EXCERPTED RECORDS:
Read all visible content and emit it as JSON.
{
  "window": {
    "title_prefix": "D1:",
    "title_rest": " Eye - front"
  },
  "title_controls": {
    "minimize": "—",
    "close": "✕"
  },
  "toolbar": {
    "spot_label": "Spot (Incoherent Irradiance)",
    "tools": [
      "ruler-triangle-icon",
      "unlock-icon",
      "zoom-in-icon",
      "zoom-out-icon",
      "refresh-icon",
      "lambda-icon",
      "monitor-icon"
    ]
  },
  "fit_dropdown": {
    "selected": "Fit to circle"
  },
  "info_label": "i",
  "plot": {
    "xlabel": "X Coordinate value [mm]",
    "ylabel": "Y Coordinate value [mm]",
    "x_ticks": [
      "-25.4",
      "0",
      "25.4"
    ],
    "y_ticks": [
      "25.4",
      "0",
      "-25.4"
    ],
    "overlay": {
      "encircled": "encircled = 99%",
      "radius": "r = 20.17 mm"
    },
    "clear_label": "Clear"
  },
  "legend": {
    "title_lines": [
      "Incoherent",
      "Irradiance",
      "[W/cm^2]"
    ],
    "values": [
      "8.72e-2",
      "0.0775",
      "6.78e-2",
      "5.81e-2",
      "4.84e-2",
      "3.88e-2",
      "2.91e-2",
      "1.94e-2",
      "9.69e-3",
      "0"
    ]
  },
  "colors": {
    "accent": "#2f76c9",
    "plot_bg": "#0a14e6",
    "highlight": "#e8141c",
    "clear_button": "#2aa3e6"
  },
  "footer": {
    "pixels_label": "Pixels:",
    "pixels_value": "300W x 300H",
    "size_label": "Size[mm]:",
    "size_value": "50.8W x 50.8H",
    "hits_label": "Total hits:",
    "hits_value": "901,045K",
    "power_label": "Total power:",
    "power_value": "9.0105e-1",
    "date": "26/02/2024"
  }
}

WORK INSTRUCTIONS: How many lines in the listing above contain "icon"? Answer with the number alone.

EXERCISE RESULT: 7